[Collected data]

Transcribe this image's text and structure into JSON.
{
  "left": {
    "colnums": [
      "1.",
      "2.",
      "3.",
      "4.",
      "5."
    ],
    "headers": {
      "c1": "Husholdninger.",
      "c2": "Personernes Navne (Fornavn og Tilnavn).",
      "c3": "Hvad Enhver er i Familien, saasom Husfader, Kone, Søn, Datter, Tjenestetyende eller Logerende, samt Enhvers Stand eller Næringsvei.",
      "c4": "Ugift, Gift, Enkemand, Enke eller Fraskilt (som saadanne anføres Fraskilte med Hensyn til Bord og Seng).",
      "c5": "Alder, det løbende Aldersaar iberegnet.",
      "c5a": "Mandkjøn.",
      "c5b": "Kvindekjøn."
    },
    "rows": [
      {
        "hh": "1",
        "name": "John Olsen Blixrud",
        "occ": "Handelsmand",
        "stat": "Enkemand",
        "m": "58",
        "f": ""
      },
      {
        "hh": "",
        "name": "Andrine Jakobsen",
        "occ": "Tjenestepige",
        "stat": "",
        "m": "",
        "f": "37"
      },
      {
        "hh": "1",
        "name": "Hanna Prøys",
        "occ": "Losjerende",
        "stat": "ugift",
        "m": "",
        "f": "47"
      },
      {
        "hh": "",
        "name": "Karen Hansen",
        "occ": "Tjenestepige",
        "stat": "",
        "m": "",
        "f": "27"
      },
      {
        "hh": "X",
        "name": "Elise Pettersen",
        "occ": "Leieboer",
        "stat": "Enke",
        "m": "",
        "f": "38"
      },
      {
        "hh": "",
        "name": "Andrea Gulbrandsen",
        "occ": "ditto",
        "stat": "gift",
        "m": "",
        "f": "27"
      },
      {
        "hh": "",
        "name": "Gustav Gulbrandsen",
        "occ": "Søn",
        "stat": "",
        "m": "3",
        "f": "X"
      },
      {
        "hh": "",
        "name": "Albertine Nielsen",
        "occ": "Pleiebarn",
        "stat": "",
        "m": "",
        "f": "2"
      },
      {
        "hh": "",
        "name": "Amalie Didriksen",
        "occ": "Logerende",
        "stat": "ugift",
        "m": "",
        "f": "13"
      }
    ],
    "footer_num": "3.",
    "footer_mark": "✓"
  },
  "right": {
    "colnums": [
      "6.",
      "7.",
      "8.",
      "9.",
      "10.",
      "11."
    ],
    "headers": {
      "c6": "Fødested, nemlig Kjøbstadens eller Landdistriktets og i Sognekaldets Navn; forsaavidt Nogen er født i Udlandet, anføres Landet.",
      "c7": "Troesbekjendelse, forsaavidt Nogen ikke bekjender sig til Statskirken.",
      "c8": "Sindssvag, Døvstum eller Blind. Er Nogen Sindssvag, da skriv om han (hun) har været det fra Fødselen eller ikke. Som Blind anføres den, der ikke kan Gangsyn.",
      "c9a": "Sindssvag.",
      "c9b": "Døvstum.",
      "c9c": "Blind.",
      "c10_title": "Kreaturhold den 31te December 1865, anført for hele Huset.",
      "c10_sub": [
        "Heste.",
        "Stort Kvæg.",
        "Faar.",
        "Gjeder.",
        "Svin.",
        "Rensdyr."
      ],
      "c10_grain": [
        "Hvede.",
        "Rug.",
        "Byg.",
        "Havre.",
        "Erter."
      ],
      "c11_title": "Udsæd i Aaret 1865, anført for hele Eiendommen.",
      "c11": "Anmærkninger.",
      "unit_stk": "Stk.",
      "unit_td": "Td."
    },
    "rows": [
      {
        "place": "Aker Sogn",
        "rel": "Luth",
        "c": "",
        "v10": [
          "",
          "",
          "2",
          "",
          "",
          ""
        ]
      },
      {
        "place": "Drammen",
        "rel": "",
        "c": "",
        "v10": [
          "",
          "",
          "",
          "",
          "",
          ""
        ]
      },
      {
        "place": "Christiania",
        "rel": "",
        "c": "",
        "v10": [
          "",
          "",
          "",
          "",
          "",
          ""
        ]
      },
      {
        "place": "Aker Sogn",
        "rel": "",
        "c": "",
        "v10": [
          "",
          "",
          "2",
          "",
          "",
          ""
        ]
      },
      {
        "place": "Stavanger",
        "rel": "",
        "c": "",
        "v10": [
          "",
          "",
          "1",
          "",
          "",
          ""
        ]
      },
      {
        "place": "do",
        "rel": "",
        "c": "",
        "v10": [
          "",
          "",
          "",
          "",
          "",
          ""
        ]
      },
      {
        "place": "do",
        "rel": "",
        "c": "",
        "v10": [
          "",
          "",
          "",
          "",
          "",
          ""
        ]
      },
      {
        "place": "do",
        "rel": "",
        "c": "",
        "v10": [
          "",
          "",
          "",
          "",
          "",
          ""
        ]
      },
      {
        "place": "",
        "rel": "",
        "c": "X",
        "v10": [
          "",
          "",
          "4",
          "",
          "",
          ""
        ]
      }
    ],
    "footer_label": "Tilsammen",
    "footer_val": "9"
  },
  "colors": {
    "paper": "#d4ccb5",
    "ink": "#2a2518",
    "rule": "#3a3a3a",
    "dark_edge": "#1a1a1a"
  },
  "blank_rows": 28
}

> **Written instruction**
Looking back at the lines above, state how many contain the word "name", and supply nothing besides the number.

> **Complete output**
9